● Written problem: Only the pictures are omitted; repeat all other data exactly.

:::::

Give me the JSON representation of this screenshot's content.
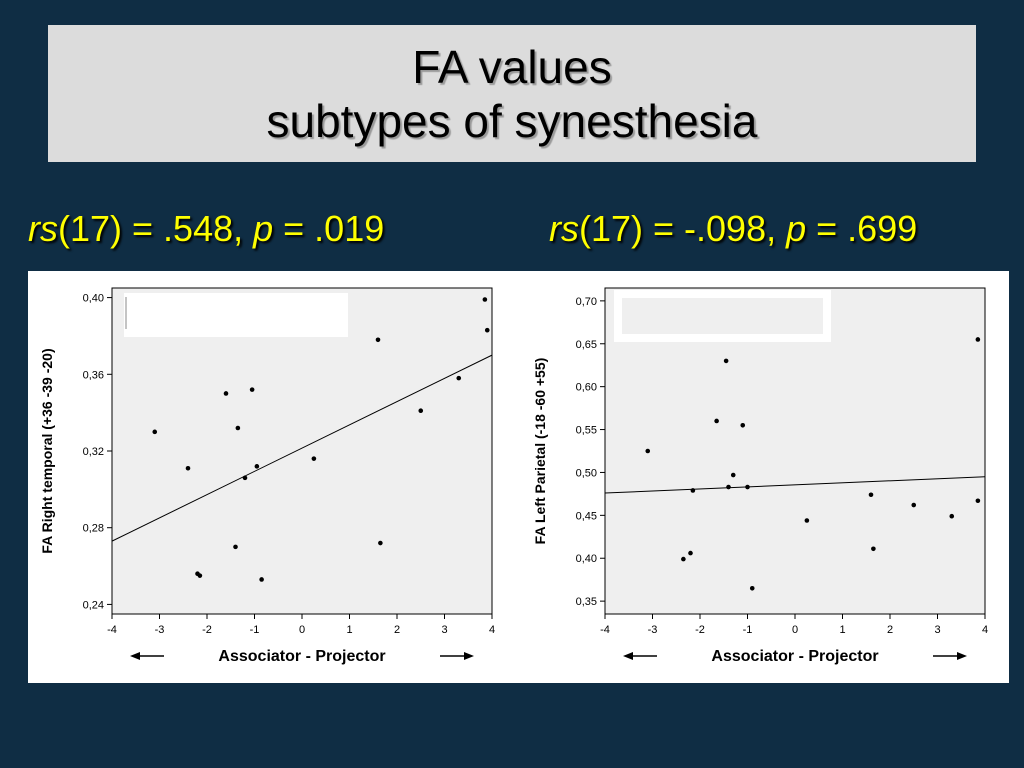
{
  "slide": {
    "title_line1": "FA values",
    "title_line2": "subtypes of synesthesia"
  },
  "stats": [
    {
      "italic1": "rs",
      "mid": "(17) = .548, ",
      "italic2": "p",
      "end": " = .019"
    },
    {
      "italic1": "rs",
      "mid": "(17) = -.098, ",
      "italic2": "p",
      "end": " = .699"
    }
  ],
  "colors": {
    "background": "#0f2d44",
    "title_box": "#dcdcdc",
    "stat_text": "#ffff00",
    "plot_bg": "#efefef"
  },
  "chart_data": [
    {
      "type": "scatter",
      "title": "",
      "xlabel": "Associator   -   Projector",
      "ylabel": "FA Right temporal (+36 -39 -20)",
      "xlim": [
        -4,
        4
      ],
      "ylim": [
        0.235,
        0.405
      ],
      "xticks": [
        -4,
        -3,
        -2,
        -1,
        0,
        1,
        2,
        3,
        4
      ],
      "xtick_labels": [
        "-4",
        "-3",
        "-2",
        "-1",
        "0",
        "1",
        "2",
        "3",
        "4"
      ],
      "yticks": [
        0.24,
        0.28,
        0.32,
        0.36,
        0.4
      ],
      "ytick_labels": [
        "0,24",
        "0,28",
        "0,32",
        "0,36",
        "0,40"
      ],
      "grid": false,
      "points": [
        {
          "x": 3.85,
          "y": 0.399
        },
        {
          "x": 3.9,
          "y": 0.383
        },
        {
          "x": 1.6,
          "y": 0.378
        },
        {
          "x": 3.3,
          "y": 0.358
        },
        {
          "x": -1.05,
          "y": 0.352
        },
        {
          "x": -1.6,
          "y": 0.35
        },
        {
          "x": 2.5,
          "y": 0.341
        },
        {
          "x": -1.35,
          "y": 0.332
        },
        {
          "x": -3.1,
          "y": 0.33
        },
        {
          "x": 0.25,
          "y": 0.316
        },
        {
          "x": -2.4,
          "y": 0.311
        },
        {
          "x": -0.95,
          "y": 0.312
        },
        {
          "x": -1.2,
          "y": 0.306
        },
        {
          "x": 1.65,
          "y": 0.272
        },
        {
          "x": -1.4,
          "y": 0.27
        },
        {
          "x": -2.2,
          "y": 0.256
        },
        {
          "x": -2.15,
          "y": 0.255
        },
        {
          "x": -0.85,
          "y": 0.253
        }
      ],
      "fit_line": {
        "x": [
          -4,
          4
        ],
        "y": [
          0.273,
          0.37
        ]
      }
    },
    {
      "type": "scatter",
      "title": "",
      "xlabel": "Associator   -   Projector",
      "ylabel": "FA Left Parietal (-18 -60 +55)",
      "xlim": [
        -4,
        4
      ],
      "ylim": [
        0.335,
        0.715
      ],
      "xticks": [
        -4,
        -3,
        -2,
        -1,
        0,
        1,
        2,
        3,
        4
      ],
      "xtick_labels": [
        "-4",
        "-3",
        "-2",
        "-1",
        "0",
        "1",
        "2",
        "3",
        "4"
      ],
      "yticks": [
        0.35,
        0.4,
        0.45,
        0.5,
        0.55,
        0.6,
        0.65,
        0.7
      ],
      "ytick_labels": [
        "0,35",
        "0,40",
        "0,45",
        "0,50",
        "0,55",
        "0,60",
        "0,65",
        "0,70"
      ],
      "grid": false,
      "points": [
        {
          "x": 3.85,
          "y": 0.655
        },
        {
          "x": -1.45,
          "y": 0.63
        },
        {
          "x": -1.65,
          "y": 0.56
        },
        {
          "x": -1.1,
          "y": 0.555
        },
        {
          "x": -3.1,
          "y": 0.525
        },
        {
          "x": -1.3,
          "y": 0.497
        },
        {
          "x": -1.4,
          "y": 0.483
        },
        {
          "x": -1.0,
          "y": 0.483
        },
        {
          "x": -2.15,
          "y": 0.479
        },
        {
          "x": 1.6,
          "y": 0.474
        },
        {
          "x": 3.85,
          "y": 0.467
        },
        {
          "x": 2.5,
          "y": 0.462
        },
        {
          "x": 3.3,
          "y": 0.449
        },
        {
          "x": 0.25,
          "y": 0.444
        },
        {
          "x": 1.65,
          "y": 0.411
        },
        {
          "x": -2.2,
          "y": 0.406
        },
        {
          "x": -2.35,
          "y": 0.399
        },
        {
          "x": -0.9,
          "y": 0.365
        }
      ],
      "fit_line": {
        "x": [
          -4,
          4
        ],
        "y": [
          0.476,
          0.495
        ]
      }
    }
  ]
}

:::::

● Correct response:
Give me the JSON representation of this screenshot's content.
{
  "slide": {
    "title_line1": "FA values",
    "title_line2": "subtypes of synesthesia"
  },
  "stats": [
    {
      "italic1": "rs",
      "mid": "(17) = .548, ",
      "italic2": "p",
      "end": " = .019"
    },
    {
      "italic1": "rs",
      "mid": "(17) = -.098, ",
      "italic2": "p",
      "end": " = .699"
    }
  ],
  "colors": {
    "background": "#0f2d44",
    "title_box": "#dcdcdc",
    "stat_text": "#ffff00",
    "plot_bg": "#efefef"
  },
  "chart_data": [
    {
      "type": "scatter",
      "title": "",
      "xlabel": "Associator   -   Projector",
      "ylabel": "FA Right temporal (+36 -39 -20)",
      "xlim": [
        -4,
        4
      ],
      "ylim": [
        0.235,
        0.405
      ],
      "xticks": [
        -4,
        -3,
        -2,
        -1,
        0,
        1,
        2,
        3,
        4
      ],
      "xtick_labels": [
        "-4",
        "-3",
        "-2",
        "-1",
        "0",
        "1",
        "2",
        "3",
        "4"
      ],
      "yticks": [
        0.24,
        0.28,
        0.32,
        0.36,
        0.4
      ],
      "ytick_labels": [
        "0,24",
        "0,28",
        "0,32",
        "0,36",
        "0,40"
      ],
      "grid": false,
      "points": [
        {
          "x": 3.85,
          "y": 0.399
        },
        {
          "x": 3.9,
          "y": 0.383
        },
        {
          "x": 1.6,
          "y": 0.378
        },
        {
          "x": 3.3,
          "y": 0.358
        },
        {
          "x": -1.05,
          "y": 0.352
        },
        {
          "x": -1.6,
          "y": 0.35
        },
        {
          "x": 2.5,
          "y": 0.341
        },
        {
          "x": -1.35,
          "y": 0.332
        },
        {
          "x": -3.1,
          "y": 0.33
        },
        {
          "x": 0.25,
          "y": 0.316
        },
        {
          "x": -2.4,
          "y": 0.311
        },
        {
          "x": -0.95,
          "y": 0.312
        },
        {
          "x": -1.2,
          "y": 0.306
        },
        {
          "x": 1.65,
          "y": 0.272
        },
        {
          "x": -1.4,
          "y": 0.27
        },
        {
          "x": -2.2,
          "y": 0.256
        },
        {
          "x": -2.15,
          "y": 0.255
        },
        {
          "x": -0.85,
          "y": 0.253
        }
      ],
      "fit_line": {
        "x": [
          -4,
          4
        ],
        "y": [
          0.273,
          0.37
        ]
      }
    },
    {
      "type": "scatter",
      "title": "",
      "xlabel": "Associator   -   Projector",
      "ylabel": "FA Left Parietal (-18 -60 +55)",
      "xlim": [
        -4,
        4
      ],
      "ylim": [
        0.335,
        0.715
      ],
      "xticks": [
        -4,
        -3,
        -2,
        -1,
        0,
        1,
        2,
        3,
        4
      ],
      "xtick_labels": [
        "-4",
        "-3",
        "-2",
        "-1",
        "0",
        "1",
        "2",
        "3",
        "4"
      ],
      "yticks": [
        0.35,
        0.4,
        0.45,
        0.5,
        0.55,
        0.6,
        0.65,
        0.7
      ],
      "ytick_labels": [
        "0,35",
        "0,40",
        "0,45",
        "0,50",
        "0,55",
        "0,60",
        "0,65",
        "0,70"
      ],
      "grid": false,
      "points": [
        {
          "x": 3.85,
          "y": 0.655
        },
        {
          "x": -1.45,
          "y": 0.63
        },
        {
          "x": -1.65,
          "y": 0.56
        },
        {
          "x": -1.1,
          "y": 0.555
        },
        {
          "x": -3.1,
          "y": 0.525
        },
        {
          "x": -1.3,
          "y": 0.497
        },
        {
          "x": -1.4,
          "y": 0.483
        },
        {
          "x": -1.0,
          "y": 0.483
        },
        {
          "x": -2.15,
          "y": 0.479
        },
        {
          "x": 1.6,
          "y": 0.474
        },
        {
          "x": 3.85,
          "y": 0.467
        },
        {
          "x": 2.5,
          "y": 0.462
        },
        {
          "x": 3.3,
          "y": 0.449
        },
        {
          "x": 0.25,
          "y": 0.444
        },
        {
          "x": 1.65,
          "y": 0.411
        },
        {
          "x": -2.2,
          "y": 0.406
        },
        {
          "x": -2.35,
          "y": 0.399
        },
        {
          "x": -0.9,
          "y": 0.365
        }
      ],
      "fit_line": {
        "x": [
          -4,
          4
        ],
        "y": [
          0.476,
          0.495
        ]
      }
    }
  ]
}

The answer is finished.